WORK REQUIRED — Copy the records from the start through the line with "text block bbox=[115, 1493, 642, 1640]", swapping "leaf shield" for "green shield" and keeping everything else the same.

-------- SOURCE DATA

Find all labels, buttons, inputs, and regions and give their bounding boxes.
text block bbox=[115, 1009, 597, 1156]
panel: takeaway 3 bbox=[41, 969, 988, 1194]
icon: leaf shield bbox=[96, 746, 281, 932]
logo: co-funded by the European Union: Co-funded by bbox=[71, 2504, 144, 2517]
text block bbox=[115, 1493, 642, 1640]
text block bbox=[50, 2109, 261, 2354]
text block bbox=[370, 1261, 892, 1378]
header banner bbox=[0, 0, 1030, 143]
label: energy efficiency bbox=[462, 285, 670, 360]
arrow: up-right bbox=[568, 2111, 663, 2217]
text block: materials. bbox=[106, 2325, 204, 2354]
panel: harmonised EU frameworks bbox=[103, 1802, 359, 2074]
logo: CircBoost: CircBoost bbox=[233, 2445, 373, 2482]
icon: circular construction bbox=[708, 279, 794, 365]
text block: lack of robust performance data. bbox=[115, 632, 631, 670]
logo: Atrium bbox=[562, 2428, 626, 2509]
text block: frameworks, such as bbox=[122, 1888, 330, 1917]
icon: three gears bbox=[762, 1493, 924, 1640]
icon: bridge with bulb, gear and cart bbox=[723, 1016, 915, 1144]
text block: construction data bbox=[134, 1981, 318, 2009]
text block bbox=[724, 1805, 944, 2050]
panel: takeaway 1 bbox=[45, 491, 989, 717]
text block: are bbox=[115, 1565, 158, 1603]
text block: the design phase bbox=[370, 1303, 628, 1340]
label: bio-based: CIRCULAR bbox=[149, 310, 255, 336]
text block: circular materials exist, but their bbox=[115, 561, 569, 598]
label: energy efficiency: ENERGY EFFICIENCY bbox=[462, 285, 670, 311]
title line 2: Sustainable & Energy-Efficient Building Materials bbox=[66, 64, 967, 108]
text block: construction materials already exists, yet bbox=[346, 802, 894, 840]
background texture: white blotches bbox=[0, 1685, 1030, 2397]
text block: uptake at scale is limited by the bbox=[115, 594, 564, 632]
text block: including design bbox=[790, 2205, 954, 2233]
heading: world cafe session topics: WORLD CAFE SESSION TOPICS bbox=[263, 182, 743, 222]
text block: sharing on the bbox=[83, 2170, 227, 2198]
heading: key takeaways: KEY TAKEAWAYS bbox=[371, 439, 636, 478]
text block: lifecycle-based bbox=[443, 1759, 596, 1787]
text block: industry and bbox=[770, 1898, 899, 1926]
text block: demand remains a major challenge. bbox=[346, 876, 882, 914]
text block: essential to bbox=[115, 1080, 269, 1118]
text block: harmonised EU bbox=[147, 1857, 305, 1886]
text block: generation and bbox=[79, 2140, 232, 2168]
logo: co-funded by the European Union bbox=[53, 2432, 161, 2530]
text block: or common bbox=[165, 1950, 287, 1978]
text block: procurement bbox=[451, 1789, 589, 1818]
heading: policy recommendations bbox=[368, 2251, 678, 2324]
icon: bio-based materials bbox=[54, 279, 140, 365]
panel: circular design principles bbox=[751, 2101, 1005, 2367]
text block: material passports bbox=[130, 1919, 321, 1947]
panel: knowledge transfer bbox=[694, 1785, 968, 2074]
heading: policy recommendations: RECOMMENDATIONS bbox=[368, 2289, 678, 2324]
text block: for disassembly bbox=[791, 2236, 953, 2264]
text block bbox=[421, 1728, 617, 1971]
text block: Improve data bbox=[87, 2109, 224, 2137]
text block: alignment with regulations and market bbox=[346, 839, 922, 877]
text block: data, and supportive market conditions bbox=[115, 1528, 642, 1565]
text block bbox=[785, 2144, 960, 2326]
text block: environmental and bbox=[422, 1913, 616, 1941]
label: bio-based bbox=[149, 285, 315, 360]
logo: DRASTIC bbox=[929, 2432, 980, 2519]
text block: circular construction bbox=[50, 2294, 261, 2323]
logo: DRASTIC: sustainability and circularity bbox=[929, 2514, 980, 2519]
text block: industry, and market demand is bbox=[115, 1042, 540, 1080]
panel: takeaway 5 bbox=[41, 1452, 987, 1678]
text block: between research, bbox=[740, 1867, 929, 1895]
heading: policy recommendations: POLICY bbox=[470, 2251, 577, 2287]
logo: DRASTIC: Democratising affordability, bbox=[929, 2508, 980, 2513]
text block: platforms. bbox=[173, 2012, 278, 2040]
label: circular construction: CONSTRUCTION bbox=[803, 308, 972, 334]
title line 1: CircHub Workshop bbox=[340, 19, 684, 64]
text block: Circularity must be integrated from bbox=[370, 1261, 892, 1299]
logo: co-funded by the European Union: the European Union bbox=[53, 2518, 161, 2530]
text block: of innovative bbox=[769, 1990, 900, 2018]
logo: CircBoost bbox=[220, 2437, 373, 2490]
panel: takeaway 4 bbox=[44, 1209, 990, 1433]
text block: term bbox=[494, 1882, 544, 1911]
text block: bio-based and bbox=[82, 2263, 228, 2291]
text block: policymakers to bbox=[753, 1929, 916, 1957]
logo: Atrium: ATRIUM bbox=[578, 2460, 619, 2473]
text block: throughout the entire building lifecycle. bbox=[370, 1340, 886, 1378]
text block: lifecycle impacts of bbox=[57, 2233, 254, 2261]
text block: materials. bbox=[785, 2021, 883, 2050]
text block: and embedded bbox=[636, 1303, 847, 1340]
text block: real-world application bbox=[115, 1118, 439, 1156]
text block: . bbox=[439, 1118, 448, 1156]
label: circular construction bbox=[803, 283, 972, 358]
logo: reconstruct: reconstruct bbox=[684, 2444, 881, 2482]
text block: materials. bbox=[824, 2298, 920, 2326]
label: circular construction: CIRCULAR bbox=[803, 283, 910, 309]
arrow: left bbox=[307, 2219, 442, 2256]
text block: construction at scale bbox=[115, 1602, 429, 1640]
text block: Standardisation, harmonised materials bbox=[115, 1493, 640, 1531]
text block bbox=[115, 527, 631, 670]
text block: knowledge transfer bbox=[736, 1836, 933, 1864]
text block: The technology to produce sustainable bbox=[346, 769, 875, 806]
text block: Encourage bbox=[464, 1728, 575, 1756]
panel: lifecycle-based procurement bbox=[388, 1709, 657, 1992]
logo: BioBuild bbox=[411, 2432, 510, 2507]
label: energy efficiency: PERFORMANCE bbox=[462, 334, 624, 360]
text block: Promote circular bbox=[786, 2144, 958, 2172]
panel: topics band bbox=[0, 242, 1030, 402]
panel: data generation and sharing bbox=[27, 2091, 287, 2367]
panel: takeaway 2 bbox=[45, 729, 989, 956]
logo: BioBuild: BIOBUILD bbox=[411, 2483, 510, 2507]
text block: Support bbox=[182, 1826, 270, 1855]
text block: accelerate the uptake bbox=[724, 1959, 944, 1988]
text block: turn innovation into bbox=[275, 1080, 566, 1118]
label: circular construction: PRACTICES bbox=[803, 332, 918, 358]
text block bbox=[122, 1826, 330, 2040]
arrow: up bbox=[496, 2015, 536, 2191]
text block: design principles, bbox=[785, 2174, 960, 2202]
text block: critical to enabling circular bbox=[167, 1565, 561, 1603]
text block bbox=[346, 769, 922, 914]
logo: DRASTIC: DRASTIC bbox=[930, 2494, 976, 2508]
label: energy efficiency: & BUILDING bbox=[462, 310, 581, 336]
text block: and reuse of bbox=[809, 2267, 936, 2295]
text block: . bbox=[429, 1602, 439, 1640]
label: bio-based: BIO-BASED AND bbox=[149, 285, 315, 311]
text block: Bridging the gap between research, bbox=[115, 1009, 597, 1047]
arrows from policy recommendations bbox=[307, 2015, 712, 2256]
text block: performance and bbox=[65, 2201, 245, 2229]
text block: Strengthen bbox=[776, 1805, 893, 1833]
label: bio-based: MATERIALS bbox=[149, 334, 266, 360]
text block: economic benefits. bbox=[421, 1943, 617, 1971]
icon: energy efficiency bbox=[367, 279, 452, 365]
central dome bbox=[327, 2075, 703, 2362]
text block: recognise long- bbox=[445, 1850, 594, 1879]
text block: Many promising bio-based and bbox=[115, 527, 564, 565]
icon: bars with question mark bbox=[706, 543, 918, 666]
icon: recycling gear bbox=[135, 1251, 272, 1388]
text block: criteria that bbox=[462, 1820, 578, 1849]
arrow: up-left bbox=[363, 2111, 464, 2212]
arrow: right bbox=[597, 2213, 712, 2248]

----------------

EXERCISE ANSWER —
Find all labels, buttons, inputs, and regions and give their bounding boxes.
text block bbox=[115, 1009, 597, 1156]
panel: takeaway 3 bbox=[41, 969, 988, 1194]
icon: green shield bbox=[96, 746, 281, 932]
logo: co-funded by the European Union: Co-funded by bbox=[71, 2504, 144, 2517]
text block bbox=[115, 1493, 642, 1640]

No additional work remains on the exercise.